### Task brief:
Take the records underneath and set them down exactly.

### Records for this exercise:
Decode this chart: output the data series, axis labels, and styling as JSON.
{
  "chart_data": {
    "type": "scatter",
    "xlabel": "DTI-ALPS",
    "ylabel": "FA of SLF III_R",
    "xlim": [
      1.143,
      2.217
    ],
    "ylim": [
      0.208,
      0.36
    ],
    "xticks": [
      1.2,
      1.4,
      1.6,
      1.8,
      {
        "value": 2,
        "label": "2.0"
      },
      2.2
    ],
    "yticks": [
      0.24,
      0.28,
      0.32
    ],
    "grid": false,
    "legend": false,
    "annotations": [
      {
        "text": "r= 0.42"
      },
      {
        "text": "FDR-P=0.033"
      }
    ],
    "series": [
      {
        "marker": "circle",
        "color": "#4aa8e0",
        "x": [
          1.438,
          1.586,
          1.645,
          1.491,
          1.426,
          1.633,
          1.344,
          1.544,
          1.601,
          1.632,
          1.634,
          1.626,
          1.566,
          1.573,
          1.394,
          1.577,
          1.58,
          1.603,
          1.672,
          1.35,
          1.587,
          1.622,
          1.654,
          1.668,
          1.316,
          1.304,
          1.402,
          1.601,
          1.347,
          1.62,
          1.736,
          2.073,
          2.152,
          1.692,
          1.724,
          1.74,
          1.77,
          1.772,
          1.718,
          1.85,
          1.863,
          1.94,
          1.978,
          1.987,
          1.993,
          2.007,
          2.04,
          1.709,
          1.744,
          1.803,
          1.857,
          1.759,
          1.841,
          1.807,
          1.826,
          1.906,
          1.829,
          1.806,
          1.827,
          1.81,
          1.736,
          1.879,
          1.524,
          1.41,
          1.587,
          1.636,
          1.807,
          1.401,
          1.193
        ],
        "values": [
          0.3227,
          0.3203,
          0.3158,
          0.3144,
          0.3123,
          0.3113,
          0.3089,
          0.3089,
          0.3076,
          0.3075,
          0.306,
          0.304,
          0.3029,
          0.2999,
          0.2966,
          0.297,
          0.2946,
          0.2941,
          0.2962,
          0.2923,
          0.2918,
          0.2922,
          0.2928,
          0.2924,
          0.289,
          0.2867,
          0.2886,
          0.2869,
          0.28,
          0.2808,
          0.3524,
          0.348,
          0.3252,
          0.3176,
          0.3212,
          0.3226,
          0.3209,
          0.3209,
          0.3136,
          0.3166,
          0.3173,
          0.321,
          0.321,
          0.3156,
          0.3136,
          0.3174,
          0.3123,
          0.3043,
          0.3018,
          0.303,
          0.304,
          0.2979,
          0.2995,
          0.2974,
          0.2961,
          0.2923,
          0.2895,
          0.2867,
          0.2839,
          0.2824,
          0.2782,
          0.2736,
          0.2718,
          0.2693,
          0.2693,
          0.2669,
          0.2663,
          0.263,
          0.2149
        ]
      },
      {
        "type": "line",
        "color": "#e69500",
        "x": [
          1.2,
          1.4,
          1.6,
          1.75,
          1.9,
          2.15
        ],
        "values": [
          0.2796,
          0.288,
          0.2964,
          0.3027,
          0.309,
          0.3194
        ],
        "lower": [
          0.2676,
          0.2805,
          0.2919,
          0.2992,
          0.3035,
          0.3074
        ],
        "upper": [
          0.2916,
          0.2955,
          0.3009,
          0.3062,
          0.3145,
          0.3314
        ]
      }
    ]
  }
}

### Result for this exercise:
Decode this chart: output the data series, axis labels, and styling as JSON.
{
  "chart_data": {
    "type": "scatter",
    "xlabel": "DTI-ALPS",
    "ylabel": "FA of SLF III_R",
    "xlim": [
      1.143,
      2.217
    ],
    "ylim": [
      0.208,
      0.36
    ],
    "xticks": [
      1.2,
      1.4,
      1.6,
      1.8,
      {
        "value": 2,
        "label": "2.0"
      },
      2.2
    ],
    "yticks": [
      0.24,
      0.28,
      0.32
    ],
    "grid": false,
    "legend": false,
    "annotations": [
      {
        "text": "r= 0.42"
      },
      {
        "text": "FDR-P=0.033"
      }
    ],
    "series": [
      {
        "marker": "circle",
        "color": "#4aa8e0",
        "x": [
          1.438,
          1.586,
          1.645,
          1.491,
          1.426,
          1.633,
          1.344,
          1.544,
          1.601,
          1.632,
          1.634,
          1.626,
          1.566,
          1.573,
          1.394,
          1.577,
          1.58,
          1.603,
          1.672,
          1.35,
          1.587,
          1.622,
          1.654,
          1.668,
          1.316,
          1.304,
          1.402,
          1.601,
          1.347,
          1.62,
          1.736,
          2.073,
          2.152,
          1.692,
          1.724,
          1.74,
          1.77,
          1.772,
          1.718,
          1.85,
          1.863,
          1.94,
          1.978,
          1.987,
          1.993,
          2.007,
          2.04,
          1.709,
          1.744,
          1.803,
          1.857,
          1.759,
          1.841,
          1.807,
          1.826,
          1.906,
          1.829,
          1.806,
          1.827,
          1.81,
          1.736,
          1.879,
          1.524,
          1.41,
          1.587,
          1.636,
          1.807,
          1.401,
          1.193
        ],
        "values": [
          0.3227,
          0.3203,
          0.3158,
          0.3144,
          0.3123,
          0.3113,
          0.3089,
          0.3089,
          0.3076,
          0.3075,
          0.306,
          0.304,
          0.3029,
          0.2999,
          0.2966,
          0.297,
          0.2946,
          0.2941,
          0.2962,
          0.2923,
          0.2918,
          0.2922,
          0.2928,
          0.2924,
          0.289,
          0.2867,
          0.2886,
          0.2869,
          0.28,
          0.2808,
          0.3524,
          0.348,
          0.3252,
          0.3176,
          0.3212,
          0.3226,
          0.3209,
          0.3209,
          0.3136,
          0.3166,
          0.3173,
          0.321,
          0.321,
          0.3156,
          0.3136,
          0.3174,
          0.3123,
          0.3043,
          0.3018,
          0.303,
          0.304,
          0.2979,
          0.2995,
          0.2974,
          0.2961,
          0.2923,
          0.2895,
          0.2867,
          0.2839,
          0.2824,
          0.2782,
          0.2736,
          0.2718,
          0.2693,
          0.2693,
          0.2669,
          0.2663,
          0.263,
          0.2149
        ]
      },
      {
        "type": "line",
        "color": "#e69500",
        "x": [
          1.2,
          1.4,
          1.6,
          1.75,
          1.9,
          2.15
        ],
        "values": [
          0.2796,
          0.288,
          0.2964,
          0.3027,
          0.309,
          0.3194
        ],
        "lower": [
          0.2676,
          0.2805,
          0.2919,
          0.2992,
          0.3035,
          0.3074
        ],
        "upper": [
          0.2916,
          0.2955,
          0.3009,
          0.3062,
          0.3145,
          0.3314
        ]
      }
    ]
  }
}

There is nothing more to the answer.